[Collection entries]
— begin —
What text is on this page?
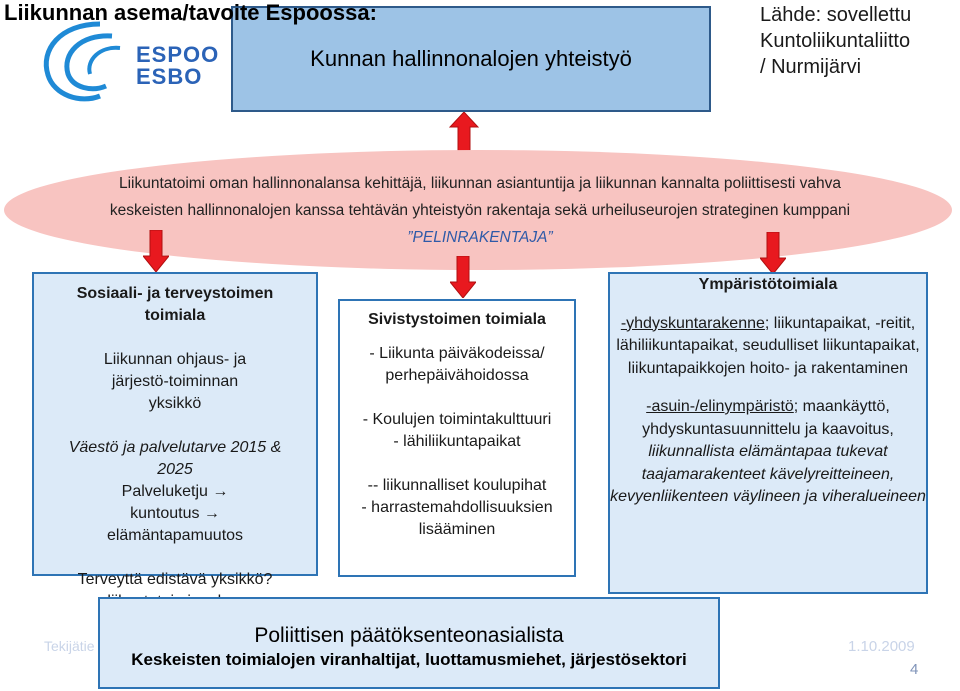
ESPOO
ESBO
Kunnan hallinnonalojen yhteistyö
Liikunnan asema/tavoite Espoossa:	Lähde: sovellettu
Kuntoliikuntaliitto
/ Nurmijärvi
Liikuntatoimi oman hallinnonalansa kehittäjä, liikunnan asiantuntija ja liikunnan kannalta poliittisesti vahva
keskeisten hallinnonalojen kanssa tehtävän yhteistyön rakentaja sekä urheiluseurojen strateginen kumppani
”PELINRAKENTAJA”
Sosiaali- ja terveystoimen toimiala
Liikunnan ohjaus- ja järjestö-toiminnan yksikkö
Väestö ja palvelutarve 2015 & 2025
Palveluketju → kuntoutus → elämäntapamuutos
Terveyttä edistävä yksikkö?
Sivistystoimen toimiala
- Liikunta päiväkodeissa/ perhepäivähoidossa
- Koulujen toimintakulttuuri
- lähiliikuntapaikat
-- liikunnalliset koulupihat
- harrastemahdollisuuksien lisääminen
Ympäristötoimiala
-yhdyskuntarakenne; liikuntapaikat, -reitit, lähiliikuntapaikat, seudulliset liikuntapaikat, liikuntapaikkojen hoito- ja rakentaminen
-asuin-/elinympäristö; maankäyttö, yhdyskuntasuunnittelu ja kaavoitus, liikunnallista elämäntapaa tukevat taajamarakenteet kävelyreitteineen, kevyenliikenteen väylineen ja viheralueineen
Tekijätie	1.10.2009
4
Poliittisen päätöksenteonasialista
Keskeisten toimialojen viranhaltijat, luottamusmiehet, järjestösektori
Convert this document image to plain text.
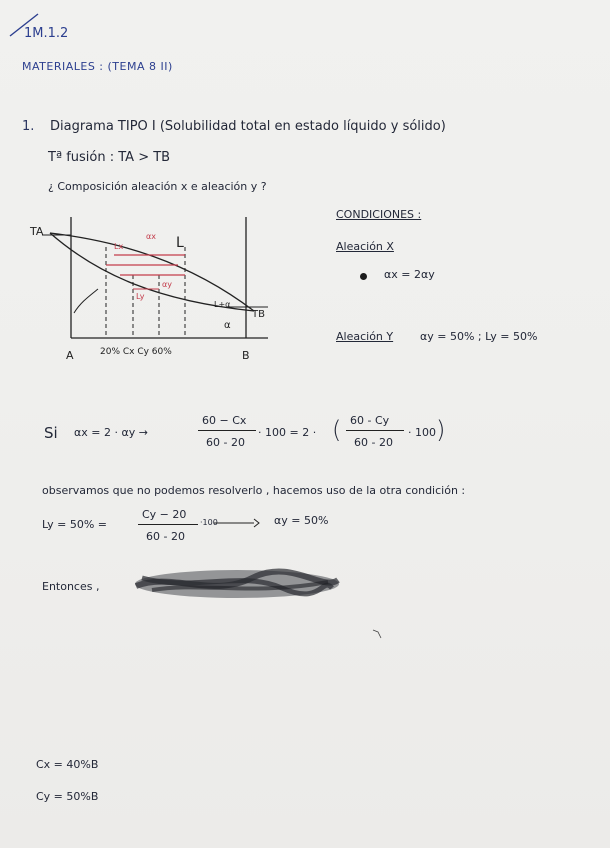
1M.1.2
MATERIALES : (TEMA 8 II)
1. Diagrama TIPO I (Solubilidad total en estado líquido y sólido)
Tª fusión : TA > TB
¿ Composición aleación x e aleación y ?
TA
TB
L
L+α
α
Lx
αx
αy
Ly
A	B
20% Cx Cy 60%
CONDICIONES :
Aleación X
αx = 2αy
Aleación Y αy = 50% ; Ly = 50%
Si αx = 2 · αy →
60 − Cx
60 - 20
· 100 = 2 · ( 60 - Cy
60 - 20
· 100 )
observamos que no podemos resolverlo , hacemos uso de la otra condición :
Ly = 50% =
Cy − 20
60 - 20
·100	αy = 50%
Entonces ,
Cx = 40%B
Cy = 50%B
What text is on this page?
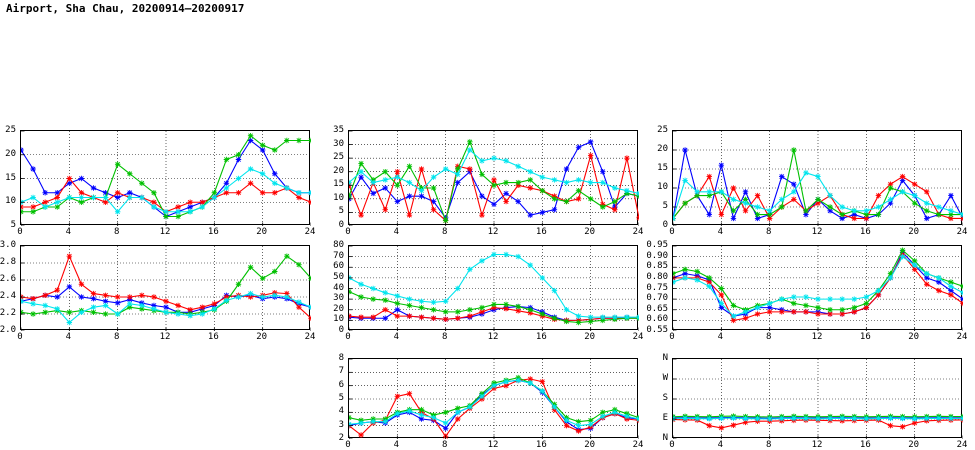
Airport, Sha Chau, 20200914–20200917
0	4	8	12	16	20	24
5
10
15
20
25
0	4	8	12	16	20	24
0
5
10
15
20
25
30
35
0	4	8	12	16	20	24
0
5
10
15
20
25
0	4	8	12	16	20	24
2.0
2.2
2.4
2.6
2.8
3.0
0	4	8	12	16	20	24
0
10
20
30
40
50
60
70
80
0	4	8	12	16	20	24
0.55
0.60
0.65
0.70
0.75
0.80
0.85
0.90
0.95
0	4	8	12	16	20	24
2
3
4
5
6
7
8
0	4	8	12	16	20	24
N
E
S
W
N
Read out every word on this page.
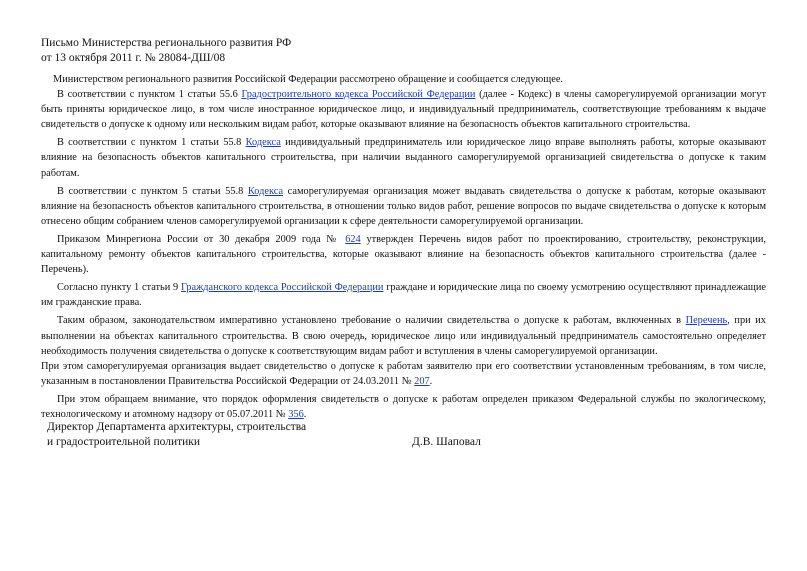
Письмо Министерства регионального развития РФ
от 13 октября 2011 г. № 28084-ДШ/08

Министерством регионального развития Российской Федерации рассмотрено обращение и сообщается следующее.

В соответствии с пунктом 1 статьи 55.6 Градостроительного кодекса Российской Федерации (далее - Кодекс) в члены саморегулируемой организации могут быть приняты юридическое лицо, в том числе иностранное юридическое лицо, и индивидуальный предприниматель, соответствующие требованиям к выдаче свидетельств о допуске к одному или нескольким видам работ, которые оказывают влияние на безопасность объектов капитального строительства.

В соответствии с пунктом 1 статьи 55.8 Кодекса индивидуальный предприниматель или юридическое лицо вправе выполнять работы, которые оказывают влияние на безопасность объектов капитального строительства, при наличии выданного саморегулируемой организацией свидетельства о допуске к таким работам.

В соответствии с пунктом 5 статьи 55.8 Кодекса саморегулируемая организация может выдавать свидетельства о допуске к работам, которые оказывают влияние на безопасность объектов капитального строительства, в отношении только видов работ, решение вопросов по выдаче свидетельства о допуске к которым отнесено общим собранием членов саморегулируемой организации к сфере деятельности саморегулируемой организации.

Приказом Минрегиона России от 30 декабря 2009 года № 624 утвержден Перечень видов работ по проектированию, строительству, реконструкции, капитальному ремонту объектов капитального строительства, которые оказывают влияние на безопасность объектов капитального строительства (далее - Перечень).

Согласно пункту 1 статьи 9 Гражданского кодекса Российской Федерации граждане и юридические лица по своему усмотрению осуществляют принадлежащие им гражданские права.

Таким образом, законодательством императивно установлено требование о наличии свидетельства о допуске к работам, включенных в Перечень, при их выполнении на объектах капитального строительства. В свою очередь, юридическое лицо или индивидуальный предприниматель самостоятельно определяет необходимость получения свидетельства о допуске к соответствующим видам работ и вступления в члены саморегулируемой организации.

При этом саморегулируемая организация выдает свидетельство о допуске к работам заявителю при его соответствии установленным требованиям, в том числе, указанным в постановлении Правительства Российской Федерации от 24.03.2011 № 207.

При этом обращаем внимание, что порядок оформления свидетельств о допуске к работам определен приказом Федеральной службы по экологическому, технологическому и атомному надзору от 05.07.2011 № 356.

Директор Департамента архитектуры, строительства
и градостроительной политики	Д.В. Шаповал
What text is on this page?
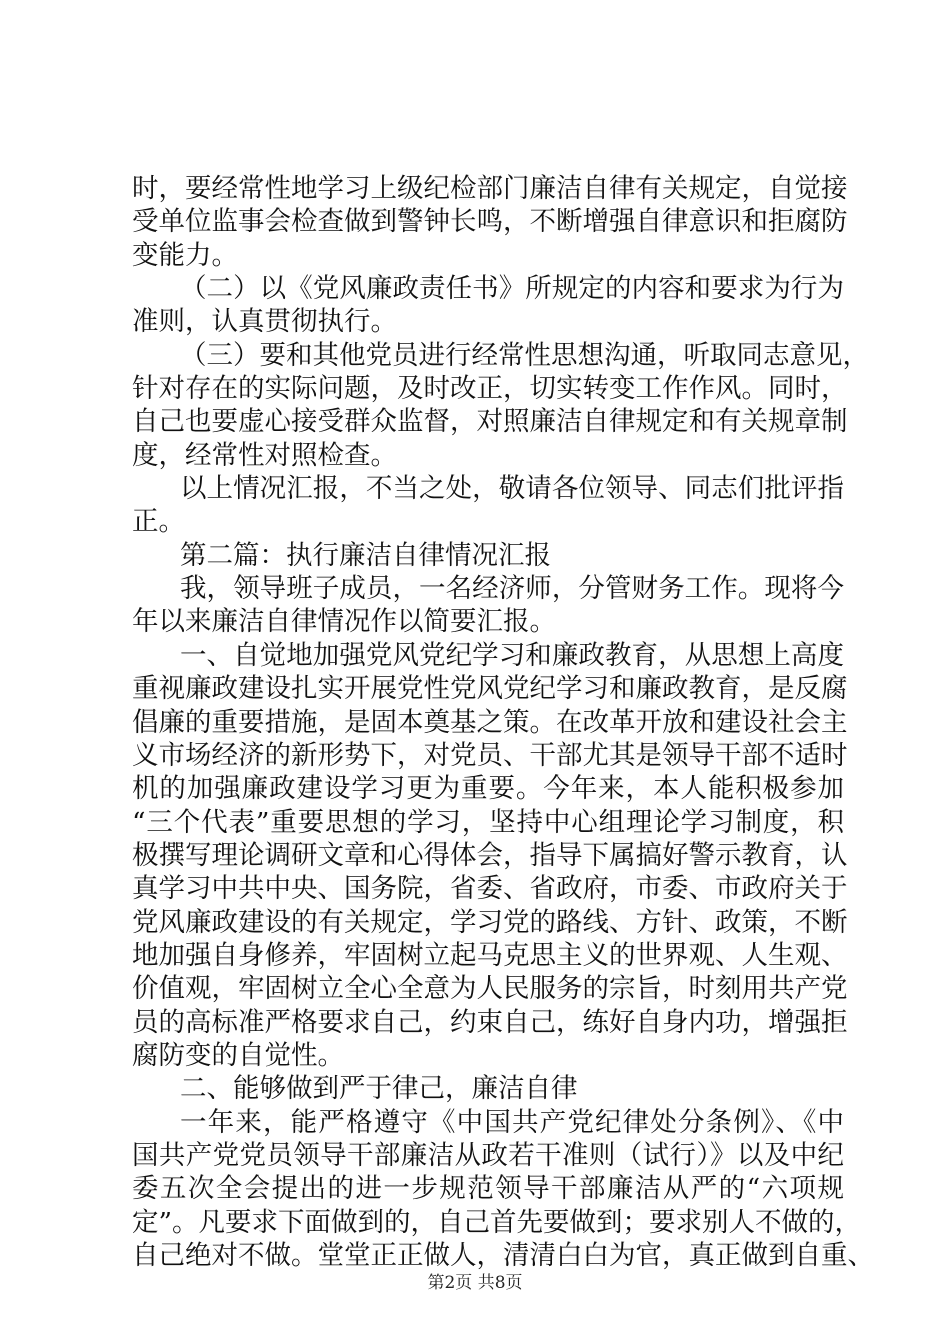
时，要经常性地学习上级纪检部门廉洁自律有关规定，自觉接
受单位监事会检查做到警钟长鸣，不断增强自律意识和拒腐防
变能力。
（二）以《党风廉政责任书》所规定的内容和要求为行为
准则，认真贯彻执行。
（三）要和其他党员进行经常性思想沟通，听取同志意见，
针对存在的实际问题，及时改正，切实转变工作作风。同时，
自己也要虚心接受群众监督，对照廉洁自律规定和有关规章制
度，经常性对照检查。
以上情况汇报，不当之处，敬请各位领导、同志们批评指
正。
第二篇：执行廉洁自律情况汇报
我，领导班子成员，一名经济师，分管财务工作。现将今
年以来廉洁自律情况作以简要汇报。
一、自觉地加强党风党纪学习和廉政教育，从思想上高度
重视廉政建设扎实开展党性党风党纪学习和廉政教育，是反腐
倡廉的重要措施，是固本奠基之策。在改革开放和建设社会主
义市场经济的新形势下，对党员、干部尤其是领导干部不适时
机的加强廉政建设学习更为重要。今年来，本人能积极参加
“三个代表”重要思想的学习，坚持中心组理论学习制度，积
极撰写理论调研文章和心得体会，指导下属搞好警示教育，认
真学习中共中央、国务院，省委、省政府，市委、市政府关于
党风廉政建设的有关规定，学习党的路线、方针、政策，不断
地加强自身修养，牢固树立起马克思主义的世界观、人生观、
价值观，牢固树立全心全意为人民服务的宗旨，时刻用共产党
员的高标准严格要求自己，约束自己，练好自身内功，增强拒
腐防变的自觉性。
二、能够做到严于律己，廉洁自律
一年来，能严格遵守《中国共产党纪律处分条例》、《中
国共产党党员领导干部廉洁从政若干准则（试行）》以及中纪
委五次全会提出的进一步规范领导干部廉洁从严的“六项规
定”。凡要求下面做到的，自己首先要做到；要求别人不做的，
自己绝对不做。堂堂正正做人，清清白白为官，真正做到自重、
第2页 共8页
— end —
### TASK REQUIREMENTS:
Transcribe every record above exactly, leaving out the pictures.

### ANSWER BELOW:
What text is on this page?
ESPOO
ESBO
Kunnan hallinnonalojen yhteistyö
Liikunnan asema/tavoite Espoossa:	Lähde: sovellettu
Kuntoliikuntaliitto
/ Nurmijärvi
Liikuntatoimi oman hallinnonalansa kehittäjä, liikunnan asiantuntija ja liikunnan kannalta poliittisesti vahva
keskeisten hallinnonalojen kanssa tehtävän yhteistyön rakentaja sekä urheiluseurojen strateginen kumppani
”PELINRAKENTAJA”
Sosiaali- ja terveystoimen toimiala
Liikunnan ohjaus- ja järjestö-toiminnan yksikkö
Väestö ja palvelutarve 2015 & 2025
Palveluketju → kuntoutus → elämäntapamuutos
Terveyttä edistävä yksikkö?
Sivistystoimen toimiala
- Liikunta päiväkodeissa/ perhepäivähoidossa
- Koulujen toimintakulttuuri
- lähiliikuntapaikat
-- liikunnalliset koulupihat
- harrastemahdollisuuksien lisääminen
Ympäristötoimiala
-yhdyskuntarakenne; liikuntapaikat, -reitit, lähiliikuntapaikat, seudulliset liikuntapaikat, liikuntapaikkojen hoito- ja rakentaminen
-asuin-/elinympäristö; maankäyttö, yhdyskuntasuunnittelu ja kaavoitus, liikunnallista elämäntapaa tukevat taajamarakenteet kävelyreitteineen, kevyenliikenteen väylineen ja viheralueineen
Tekijätie	1.10.2009
4
Poliittisen päätöksenteonasialista
Keskeisten toimialojen viranhaltijat, luottamusmiehet, järjestösektori
Convert this document image to plain text.
1M.1.2
MATERIALES : (TEMA 8 II)
1. Diagrama TIPO I (Solubilidad total en estado líquido y sólido)
Tª fusión : TA > TB
¿ Composición aleación x e aleación y ?
TA
TB
L
L+α
α
Lx
αx
αy
Ly
A	B
20% Cx Cy 60%
CONDICIONES :
Aleación X
αx = 2αy
Aleación Y αy = 50% ; Ly = 50%
Si αx = 2 · αy →
60 − Cx
60 - 20
· 100 = 2 · ( 60 - Cy
60 - 20
· 100 )
observamos que no podemos resolverlo , hacemos uso de la otra condición :
Ly = 50% =
Cy − 20
60 - 20
·100	αy = 50%
Entonces ,
Cx = 40%B
Cy = 50%B
What text is on this page?
Airport, Sha Chau, 20200914–20200917
0	4	8	12	16	20	24
5
10
15
20
25
0	4	8	12	16	20	24
0
5
10
15
20
25
30
35
0	4	8	12	16	20	24
0
5
10
15
20
25
0	4	8	12	16	20	24
2.0
2.2
2.4
2.6
2.8
3.0
0	4	8	12	16	20	24
0
10
20
30
40
50
60
70
80
0	4	8	12	16	20	24
0.55
0.60
0.65
0.70
0.75
0.80
0.85
0.90
0.95
0	4	8	12	16	20	24
2
3
4
5
6
7
8
0	4	8	12	16	20	24
N
E
S
W
N
Read out every word on this page.
Письмо Министерства регионального развития РФ
от 13 октября 2011 г. № 28084-ДШ/08

Министерством регионального развития Российской Федерации рассмотрено обращение и сообщается следующее.

В соответствии с пунктом 1 статьи 55.6 Градостроительного кодекса Российской Федерации (далее - Кодекс) в члены саморегулируемой организации могут быть приняты юридическое лицо, в том числе иностранное юридическое лицо, и индивидуальный предприниматель, соответствующие требованиям к выдаче свидетельств о допуске к одному или нескольким видам работ, которые оказывают влияние на безопасность объектов капитального строительства.

В соответствии с пунктом 1 статьи 55.8 Кодекса индивидуальный предприниматель или юридическое лицо вправе выполнять работы, которые оказывают влияние на безопасность объектов капитального строительства, при наличии выданного саморегулируемой организацией свидетельства о допуске к таким работам.

В соответствии с пунктом 5 статьи 55.8 Кодекса саморегулируемая организация может выдавать свидетельства о допуске к работам, которые оказывают влияние на безопасность объектов капитального строительства, в отношении только видов работ, решение вопросов по выдаче свидетельства о допуске к которым отнесено общим собранием членов саморегулируемой организации к сфере деятельности саморегулируемой организации.

Приказом Минрегиона России от 30 декабря 2009 года № 624 утвержден Перечень видов работ по проектированию, строительству, реконструкции, капитальному ремонту объектов капитального строительства, которые оказывают влияние на безопасность объектов капитального строительства (далее - Перечень).

Согласно пункту 1 статьи 9 Гражданского кодекса Российской Федерации граждане и юридические лица по своему усмотрению осуществляют принадлежащие им гражданские права.

Таким образом, законодательством императивно установлено требование о наличии свидетельства о допуске к работам, включенных в Перечень, при их выполнении на объектах капитального строительства. В свою очередь, юридическое лицо или индивидуальный предприниматель самостоятельно определяет необходимость получения свидетельства о допуске к соответствующим видам работ и вступления в члены саморегулируемой организации.

При этом саморегулируемая организация выдает свидетельство о допуске к работам заявителю при его соответствии установленным требованиям, в том числе, указанным в постановлении Правительства Российской Федерации от 24.03.2011 № 207.

При этом обращаем внимание, что порядок оформления свидетельств о допуске к работам определен приказом Федеральной службы по экологическому, технологическому и атомному надзору от 05.07.2011 № 356.

Директор Департамента архитектуры, строительства
и градостроительной политики	Д.В. Шаповал
What text is on this page?
时，要经常性地学习上级纪检部门廉洁自律有关规定，自觉接
受单位监事会检查做到警钟长鸣，不断增强自律意识和拒腐防
变能力。
（二）以《党风廉政责任书》所规定的内容和要求为行为
准则，认真贯彻执行。
（三）要和其他党员进行经常性思想沟通，听取同志意见，
针对存在的实际问题，及时改正，切实转变工作作风。同时，
自己也要虚心接受群众监督，对照廉洁自律规定和有关规章制
度，经常性对照检查。
以上情况汇报，不当之处，敬请各位领导、同志们批评指
正。
第二篇：执行廉洁自律情况汇报
我，领导班子成员，一名经济师，分管财务工作。现将今
年以来廉洁自律情况作以简要汇报。
一、自觉地加强党风党纪学习和廉政教育，从思想上高度
重视廉政建设扎实开展党性党风党纪学习和廉政教育，是反腐
倡廉的重要措施，是固本奠基之策。在改革开放和建设社会主
义市场经济的新形势下，对党员、干部尤其是领导干部不适时
机的加强廉政建设学习更为重要。今年来，本人能积极参加
“三个代表”重要思想的学习，坚持中心组理论学习制度，积
极撰写理论调研文章和心得体会，指导下属搞好警示教育，认
真学习中共中央、国务院，省委、省政府，市委、市政府关于
党风廉政建设的有关规定，学习党的路线、方针、政策，不断
地加强自身修养，牢固树立起马克思主义的世界观、人生观、
价值观，牢固树立全心全意为人民服务的宗旨，时刻用共产党
员的高标准严格要求自己，约束自己，练好自身内功，增强拒
腐防变的自觉性。
二、能够做到严于律己，廉洁自律
一年来，能严格遵守《中国共产党纪律处分条例》、《中
国共产党党员领导干部廉洁从政若干准则（试行）》以及中纪
委五次全会提出的进一步规范领导干部廉洁从严的“六项规
定”。凡要求下面做到的，自己首先要做到；要求别人不做的，
自己绝对不做。堂堂正正做人，清清白白为官，真正做到自重、
第2页 共8页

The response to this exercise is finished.